▶ _WHAT IS REQUIRED_:
The listing below must be repeated word for word, with its images excluded.

▶ _EXTRACTED DATA_:
* Start *

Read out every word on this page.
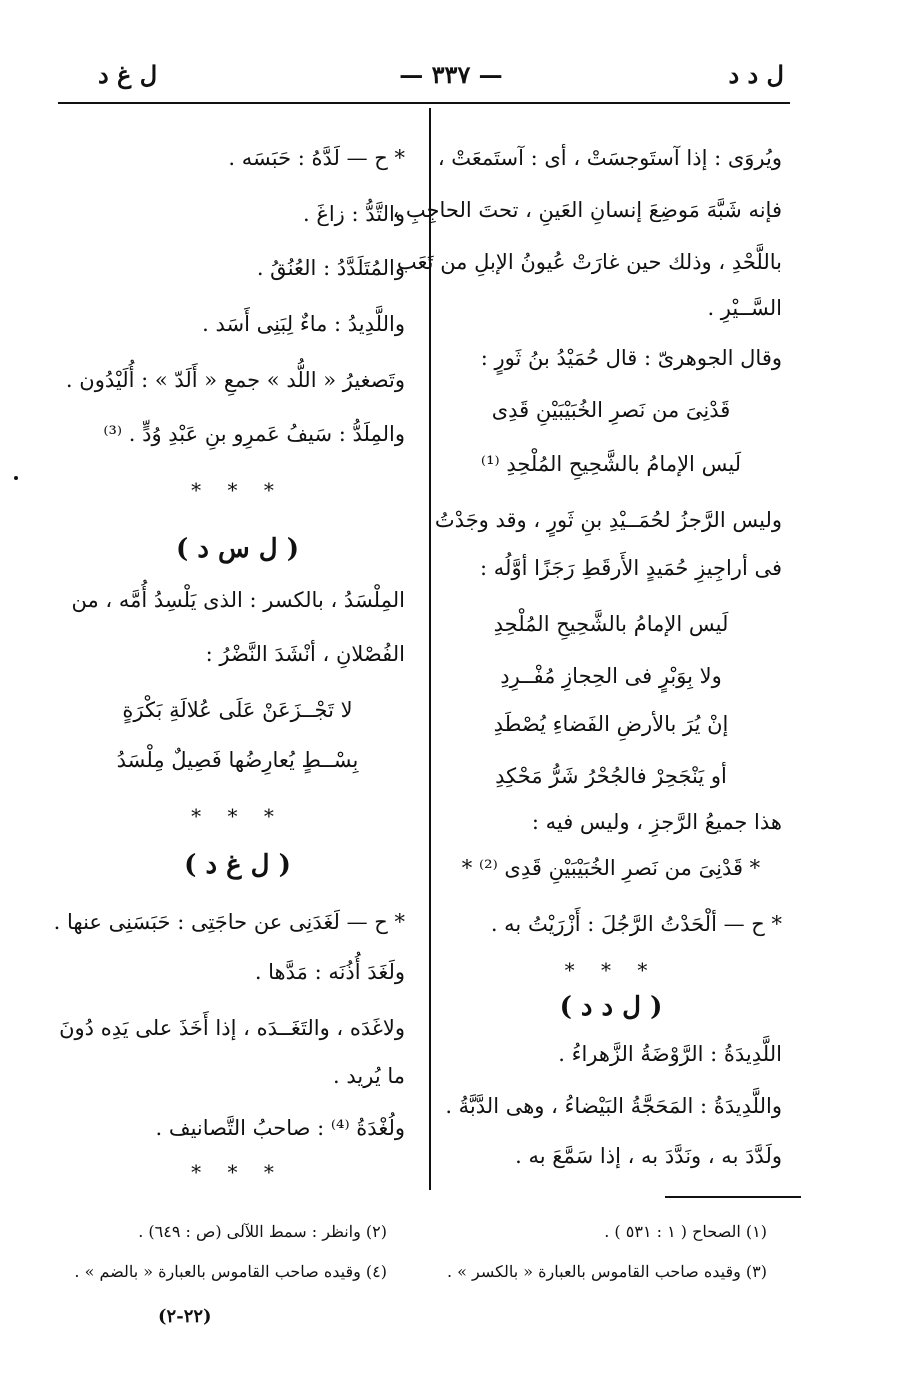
ل د د
— ٣٣٧ —
ل غ د
ويُروَى : إذا آستَوجسَتْ ، أى : آستَمعَتْ ،
فإنه شَبَّهَ مَوضِعَ إنسانِ العَينِ ، تحتَ الحاجِبِ ،
باللَّحْدِ ، وذلك حين غارَتْ عُيونُ الإبلِ من تَعَب
السَّــيْرِ .
وقال الجوهرىّ : قال حُمَيْدُ بنُ ثَورٍ :
قَدْنِىَ من نَصرِ الخُبَيْبَيْنِ قَدِى
لَيس الإمامُ بالشَّحِيحِ المُلْحِدِ ⁽¹⁾
وليس الرَّجزُ لحُمَــيْدِ بنِ ثَورٍ ، وقد وجَدْتُ
فى أراجِيزِ حُمَيدٍ الأَرقَطِ رَجَزًا أوَّلُه :
لَيس الإمامُ بالشَّحِيحِ المُلْحِدِ
ولا بِوَبْرٍ فى الحِجازِ مُفْــرِدِ
إنْ يُرَ بالأرضِ الفَضاءِ يُصْطَدِ
أو يَنْجَحِرْ فالجُحْرُ شَرُّ مَحْكِدِ
هذا جميعُ الرَّجزِ ، وليس فيه :
* قَدْنِىَ من نَصرِ الخُبَيْبَيْنِ قَدِى ⁽²⁾ *
* ح — ألْحَدْتُ الرَّجُلَ : أَزْرَيْتُ به .
* * *
( ل د د )
اللَّدِيدَةُ : الرَّوْضَةُ الزَّهراءُ .
واللَّدِيدَةُ : المَحَجَّةُ البَيْضاءُ ، وهى الدَّبَّةُ .
ولَدَّدَ به ، ونَدَّدَ به ، إذا سَمَّعَ به .
* ح — لَدَّهُ : حَبَسَه .
والتَّدُّ : زاغَ .
والمُتَلَدَّدُ : العُنُقُ .
واللَّدِيدُ : ماءٌ لِبَنِى أَسَد .
وتَصغيرُ « اللُّد » جمعِ « أَلَدّ » : أُلَيْدُون .
والمِلَدُّ : سَيفُ عَمرِو بنِ عَبْدِ وُدٍّ . ⁽³⁾
* * *
( ل س د )
المِلْسَدُ ، بالكسر : الذى يَلْسِدُ أُمَّه ، من
الفُصْلانِ ، أنْشَدَ النَّضْرُ :
لا تَجْــزَعَنْ عَلَى عُلالَةِ بَكْرَةٍ
بِسْــطٍ يُعارِضُها فَصِيلٌ مِلْسَدُ
* * *
( ل غ د )
* ح — لَغَدَنِى عن حاجَتِى : حَبَسَنِى عنها .
ولَغَدَ أُذُنَه : مَدَّها .
ولاغَدَه ، والتَغَــدَه ، إذا أَخَذَ على يَدِه دُونَ
ما يُريد .
ولُغْدَةُ ⁽⁴⁾ : صاحبُ التَّصانيف .
* * *
(١) الصحاح ( ١ : ٥٣١ ) .
(٣) وقيده صاحب القاموس بالعبارة « بالكسر » .
(٢) وانظر : سمط اللآلى (ص : ٦٤٩) .
(٤) وقيده صاحب القاموس بالعبارة « بالضم » .
(٢٢-٢)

* End *

▶ _RESPONSE TO THE TASK_:
Read out every word on this page.
ل د د
— ٣٣٧ —
ل غ د
ويُروَى : إذا آستَوجسَتْ ، أى : آستَمعَتْ ،
فإنه شَبَّهَ مَوضِعَ إنسانِ العَينِ ، تحتَ الحاجِبِ ،
باللَّحْدِ ، وذلك حين غارَتْ عُيونُ الإبلِ من تَعَب
السَّــيْرِ .
وقال الجوهرىّ : قال حُمَيْدُ بنُ ثَورٍ :
قَدْنِىَ من نَصرِ الخُبَيْبَيْنِ قَدِى
لَيس الإمامُ بالشَّحِيحِ المُلْحِدِ ⁽¹⁾
وليس الرَّجزُ لحُمَــيْدِ بنِ ثَورٍ ، وقد وجَدْتُ
فى أراجِيزِ حُمَيدٍ الأَرقَطِ رَجَزًا أوَّلُه :
لَيس الإمامُ بالشَّحِيحِ المُلْحِدِ
ولا بِوَبْرٍ فى الحِجازِ مُفْــرِدِ
إنْ يُرَ بالأرضِ الفَضاءِ يُصْطَدِ
أو يَنْجَحِرْ فالجُحْرُ شَرُّ مَحْكِدِ
هذا جميعُ الرَّجزِ ، وليس فيه :
* قَدْنِىَ من نَصرِ الخُبَيْبَيْنِ قَدِى ⁽²⁾ *
* ح — ألْحَدْتُ الرَّجُلَ : أَزْرَيْتُ به .
* * *
( ل د د )
اللَّدِيدَةُ : الرَّوْضَةُ الزَّهراءُ .
واللَّدِيدَةُ : المَحَجَّةُ البَيْضاءُ ، وهى الدَّبَّةُ .
ولَدَّدَ به ، ونَدَّدَ به ، إذا سَمَّعَ به .
* ح — لَدَّهُ : حَبَسَه .
والتَّدُّ : زاغَ .
والمُتَلَدَّدُ : العُنُقُ .
واللَّدِيدُ : ماءٌ لِبَنِى أَسَد .
وتَصغيرُ « اللُّد » جمعِ « أَلَدّ » : أُلَيْدُون .
والمِلَدُّ : سَيفُ عَمرِو بنِ عَبْدِ وُدٍّ . ⁽³⁾
* * *
( ل س د )
المِلْسَدُ ، بالكسر : الذى يَلْسِدُ أُمَّه ، من
الفُصْلانِ ، أنْشَدَ النَّضْرُ :
لا تَجْــزَعَنْ عَلَى عُلالَةِ بَكْرَةٍ
بِسْــطٍ يُعارِضُها فَصِيلٌ مِلْسَدُ
* * *
( ل غ د )
* ح — لَغَدَنِى عن حاجَتِى : حَبَسَنِى عنها .
ولَغَدَ أُذُنَه : مَدَّها .
ولاغَدَه ، والتَغَــدَه ، إذا أَخَذَ على يَدِه دُونَ
ما يُريد .
ولُغْدَةُ ⁽⁴⁾ : صاحبُ التَّصانيف .
* * *
(١) الصحاح ( ١ : ٥٣١ ) .
(٣) وقيده صاحب القاموس بالعبارة « بالكسر » .
(٢) وانظر : سمط اللآلى (ص : ٦٤٩) .
(٤) وقيده صاحب القاموس بالعبارة « بالضم » .
(٢٢-٢)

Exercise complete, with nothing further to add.